> [Uraian Tugas]
Tuliskan ulang tanpa perubahan bagian artikel tentang Presidential Threshold, dimulai dari kata-kata yang memuat "Dengan dihilangkannya aturan" dan berhenti setelah "Rabu 9 September2020.".

> [Teks Sumber]
Refly Harun Ungkap, Seperti Ini Tanda-tanda Pilpres yang Bebas dari Permainan Para Cukong

Siswandi 9 Sep 2020, 10:01
Sejumlah tokoh nasional menggugat aturan PT di Mahkamah Konstitusi, baru-baru ini. Foto: int
Sejumlah tokoh nasional menggugat aturan PT di Mahkamah Konstitusi, baru-baru ini. Foto: int

RIAU24.COM -  Hingga saat ini, aturan tentang ambatas batas pencalonan presiden alias Presidential Threshold (PT), kembali hangat disorot. Hal itu setelah sejumlah tokoh nasional mengajukan gugatan ke Mahkamah Konstitusi (MK) yang menuntut PT yang kini dipatok 20 persen, harus dihilangkan. 

Dengan dihilangkannya aturan itu, diharapkan banyak alternatif yang bisa muncul di Pilpres, sehingga suara dan aspirasi rakyat akan tertampung. Berbeda dengan kondisi saat ini, di mana hanya partai-partai tertentu saja yang bisa mengajukan calon presiden. 

Menurut pakar hukum tata negara, Refly Harun, adanya aturan PT sebesar 20 persen tersebut, membuat partai politik memposisikan diri mereka sebagai perahu yang bisa dijadikan tumpangan dengan ongkos yang lebih mahal. Selain itu, aturan ini juga membuat  cukong-cukong dan oligarki politik jadi tumbuh subur. 

“Pilpres yang jurdil (jujur dan adil), yang tidak direcokin para cukong, harus dimulai dengan penghapusan PT,” ungkapnya, dilansir rmol, Rabu 9 September2020. 

Karena itu, tambahnya, langkah yang ditempuh sejumlah tokoh nasional yang mengajukan gugatan supaya aturan PT dihapus, merupakan bentuk perjuangan nilai-nilai demokrasi. 

“Karena yang dipertimbangkan adalah value (nilai), maka saya melihat bahwa harus ada orang yang memperjuangkan nilai. Nah nilai itu salah satunya adalah nilai demokratis,” terangnya, saat acara Obrolan Bareng Bang Ruslan bertajuk “Presidential Threshold Kejahatan Politik”, Selasa (8/9/2020) kemarin.

> [Isi Data]

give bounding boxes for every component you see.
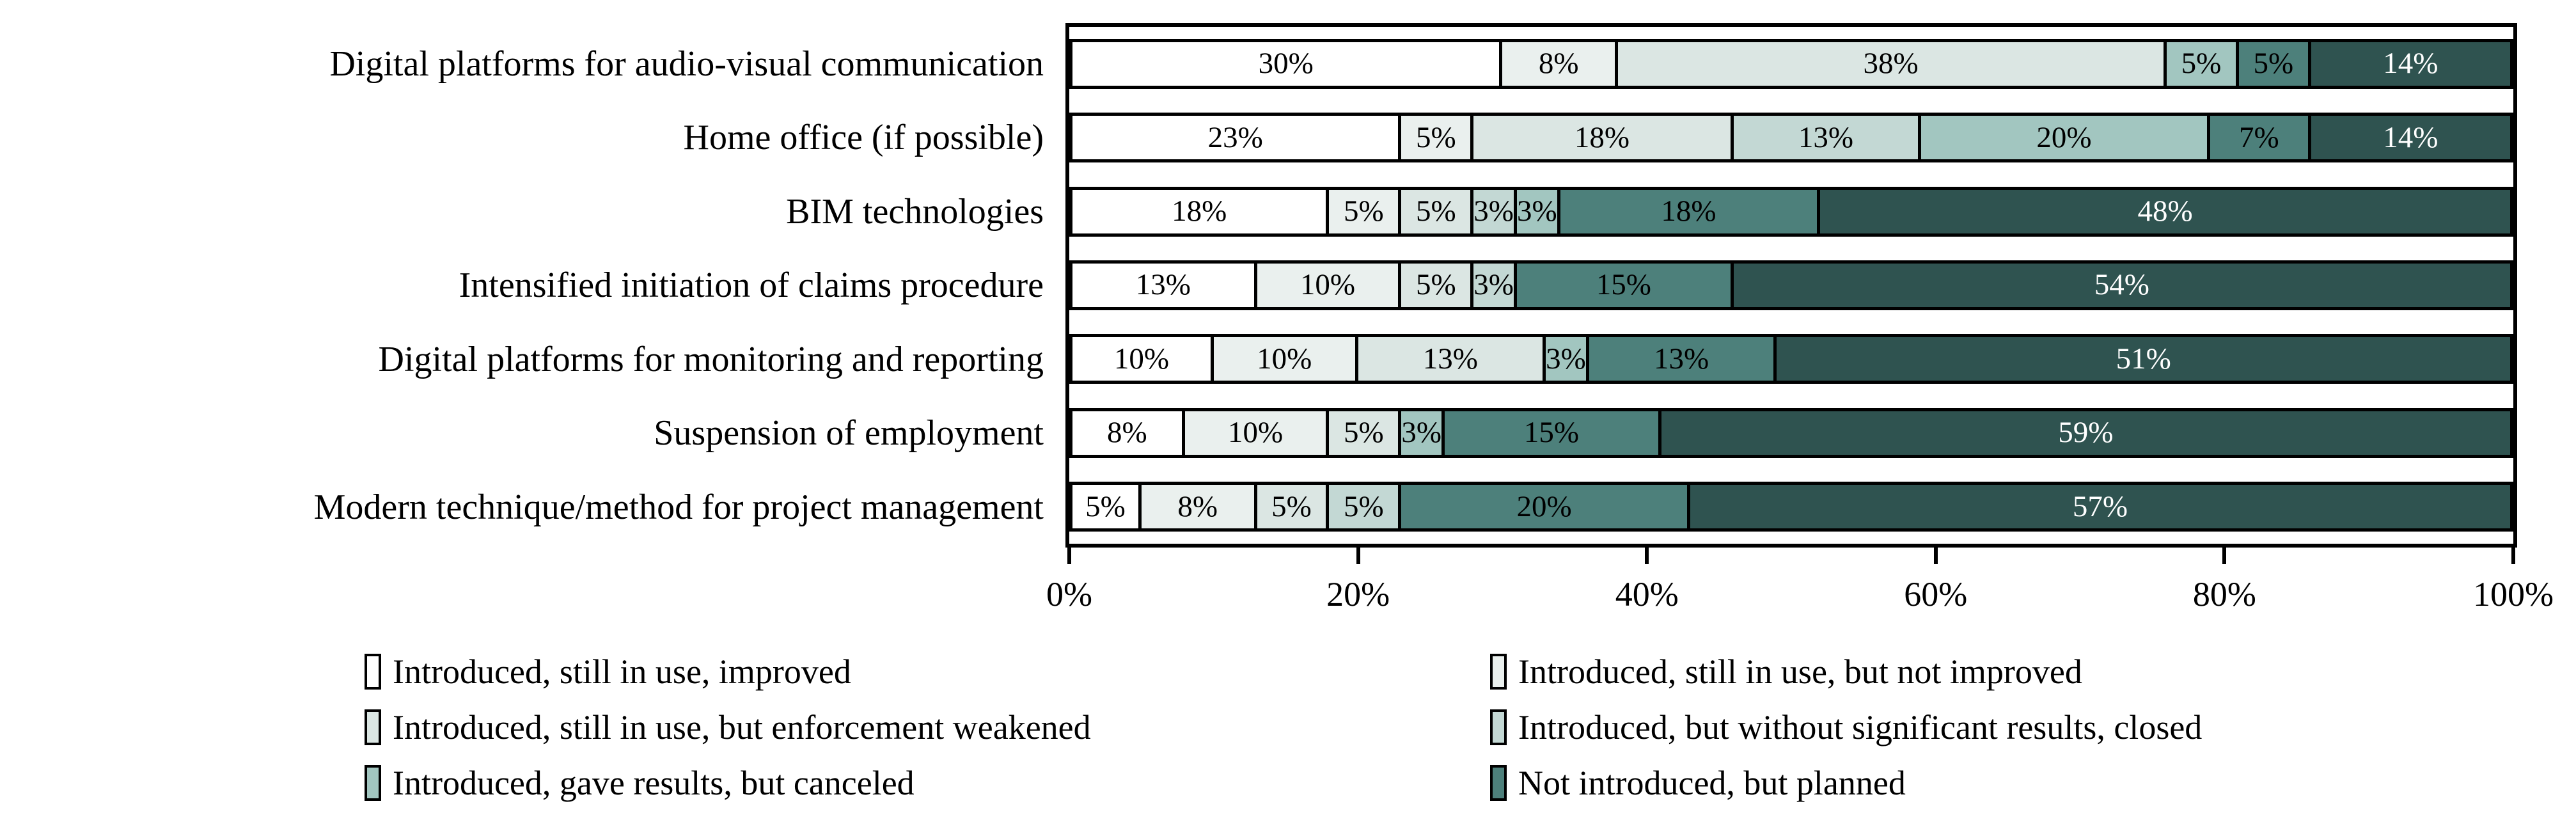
bar-segment: 20% xyxy=(1401,482,1690,532)
legend-item: Introduced, but without significant resu… xyxy=(1490,703,2202,752)
category-label: Home office (if possible) xyxy=(683,118,1044,158)
axis-tick xyxy=(1067,548,1071,564)
bar-segment: 5% xyxy=(1401,113,1474,163)
bar-row: 23% 5% 18% 13% 20% 7% 14% xyxy=(1069,100,2513,174)
bar-segment: 23% xyxy=(1069,113,1402,163)
bar-segment: 5% xyxy=(2238,38,2311,89)
axis-tick-label: 20% xyxy=(1326,575,1390,613)
axis-tick-label: 100% xyxy=(2473,575,2554,613)
bar-segment: 10% xyxy=(1213,334,1358,384)
bar-segment: 18% xyxy=(1069,186,1330,237)
bar-segment: 59% xyxy=(1661,407,2513,458)
bar-segment: 8% xyxy=(1069,407,1185,458)
axis-tick-label: 40% xyxy=(1615,575,1679,613)
legend-label: Not introduced, but planned xyxy=(1518,764,1906,802)
axis-tick-label: 60% xyxy=(1904,575,1968,613)
stacked-bar: 30% 8% 38% 5% 5% 14% xyxy=(1069,38,2513,89)
stacked-bar: 5% 8% 5% 5% 20% 57% xyxy=(1069,482,2513,532)
bar-segment: 5% xyxy=(1329,482,1402,532)
bar-row: 10% 10% 13% 3% 13% 51% xyxy=(1069,322,2513,396)
bar-row: 8% 10% 5% 3% 15% 59% xyxy=(1069,396,2513,470)
axis-tick xyxy=(2511,548,2515,564)
axis-tick xyxy=(2222,548,2227,564)
bar-segment: 7% xyxy=(2210,113,2311,163)
bar-segment: 13% xyxy=(1358,334,1546,384)
bar-row: 13% 10% 5% 3% 15% 54% xyxy=(1069,248,2513,322)
stacked-bar: 13% 10% 5% 3% 15% 54% xyxy=(1069,260,2513,310)
legend-swatch-icon xyxy=(365,709,381,745)
legend-item: Introduced, still in use, but not improv… xyxy=(1490,647,2082,696)
stacked-bar: 8% 10% 5% 3% 15% 59% xyxy=(1069,407,2513,458)
bar-segment: 18% xyxy=(1473,113,1734,163)
legend-swatch-icon xyxy=(1490,709,1507,745)
stacked-bar: 23% 5% 18% 13% 20% 7% 14% xyxy=(1069,113,2513,163)
legend-item: Introduced, still in use, but enforcemen… xyxy=(365,703,1091,752)
bar-segment: 30% xyxy=(1069,38,1503,89)
category-axis-labels: Digital platforms for audio-visual commu… xyxy=(0,27,1044,544)
category-label: Intensified initiation of claims procedu… xyxy=(459,265,1044,306)
legend-swatch-icon xyxy=(365,654,381,690)
legend-item: Introduced, still in use, improved xyxy=(365,647,851,696)
bar-row: 5% 8% 5% 5% 20% 57% xyxy=(1069,470,2513,543)
legend-swatch-icon xyxy=(365,765,381,801)
bar-segment: 3% xyxy=(1473,260,1517,310)
plot-area: 30% 8% 38% 5% 5% 14% 23% 5% 18% 13% 20% 7% 14% 18% 5% 5… xyxy=(1065,23,2517,548)
category-label: Digital platforms for monitoring and rep… xyxy=(378,339,1044,379)
bar-segment: 48% xyxy=(1820,186,2513,237)
bar-segment: 10% xyxy=(1184,407,1330,458)
stacked-bar: 18% 5% 5% 3% 3% 18% 48% xyxy=(1069,186,2513,237)
bar-segment: 14% xyxy=(2311,38,2513,89)
legend-item: Not introduced, but planned xyxy=(1490,759,1906,807)
axis-tick xyxy=(1645,548,1649,564)
category-label: Digital platforms for audio-visual commu… xyxy=(329,44,1044,84)
bar-segment: 3% xyxy=(1401,407,1445,458)
bar-segment: 15% xyxy=(1516,260,1734,310)
bar-segment: 5% xyxy=(1329,407,1402,458)
axis-tick xyxy=(1933,548,1938,564)
bar-segment: 5% xyxy=(1401,186,1474,237)
bar-segment: 3% xyxy=(1516,186,1560,237)
legend-label: Introduced, still in use, improved xyxy=(393,652,851,691)
legend-swatch-icon xyxy=(1490,654,1507,690)
bar-row: 30% 8% 38% 5% 5% 14% xyxy=(1069,27,2513,100)
legend-label: Introduced, still in use, but not improv… xyxy=(1518,652,2082,691)
bar-segment: 14% xyxy=(2311,113,2513,163)
bar-segment: 54% xyxy=(1733,260,2513,310)
bar-segment: 57% xyxy=(1690,482,2513,532)
legend-label: Introduced, gave results, but canceled xyxy=(393,764,915,802)
legend-label: Introduced, but without significant resu… xyxy=(1518,708,2203,746)
legend-swatch-icon xyxy=(1490,765,1507,801)
category-label: BIM technologies xyxy=(786,191,1044,232)
bar-segment: 5% xyxy=(1401,260,1474,310)
bar-segment: 10% xyxy=(1069,334,1214,384)
bar-row: 18% 5% 5% 3% 3% 18% 48% xyxy=(1069,175,2513,248)
axis-tick-label: 80% xyxy=(2192,575,2256,613)
axis-tick xyxy=(1356,548,1360,564)
bar-segment: 5% xyxy=(1329,186,1402,237)
bar-segment: 8% xyxy=(1141,482,1257,532)
legend-label: Introduced, still in use, but enforcemen… xyxy=(393,708,1091,746)
category-label: Modern technique/method for project mana… xyxy=(313,487,1044,527)
bar-segment: 13% xyxy=(1069,260,1257,310)
legend-item: Introduced, gave results, but canceled xyxy=(365,759,915,807)
bar-segment: 15% xyxy=(1445,407,1661,458)
bar-segment: 38% xyxy=(1618,38,2167,89)
bar-segment: 8% xyxy=(1502,38,1619,89)
bar-segment: 13% xyxy=(1733,113,1922,163)
bar-segment: 5% xyxy=(1257,482,1330,532)
category-label: Suspension of employment xyxy=(654,413,1044,454)
bar-segment: 20% xyxy=(1921,113,2210,163)
bar-segment: 10% xyxy=(1257,260,1402,310)
bar-segment: 18% xyxy=(1560,186,1821,237)
bar-segment: 13% xyxy=(1589,334,1777,384)
bar-segment: 5% xyxy=(1069,482,1142,532)
bar-segment: 3% xyxy=(1546,334,1589,384)
bar-segment: 5% xyxy=(2167,38,2239,89)
bar-segment: 51% xyxy=(1777,334,2513,384)
axis-tick-label: 0% xyxy=(1046,575,1092,613)
bar-segment: 3% xyxy=(1473,186,1517,237)
stacked-bar: 10% 10% 13% 3% 13% 51% xyxy=(1069,334,2513,384)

> [Hasil Pengerjaan]
Dengan dihilangkannya aturan itu, diharapkan banyak alternatif yang bisa muncul di Pilpres, sehingga suara dan aspirasi rakyat akan tertampung. Berbeda dengan kondisi saat ini, di mana hanya partai-partai tertentu saja yang bisa mengajukan calon presiden. 

Menurut pakar hukum tata negara, Refly Harun, adanya aturan PT sebesar 20 persen tersebut, membuat partai politik memposisikan diri mereka sebagai perahu yang bisa dijadikan tumpangan dengan ongkos yang lebih mahal. Selain itu, aturan ini juga membuat  cukong-cukong dan oligarki politik jadi tumbuh subur. 

“Pilpres yang jurdil (jujur dan adil), yang tidak direcokin para cukong, harus dimulai dengan penghapusan PT,” ungkapnya, dilansir rmol, Rabu 9 September2020.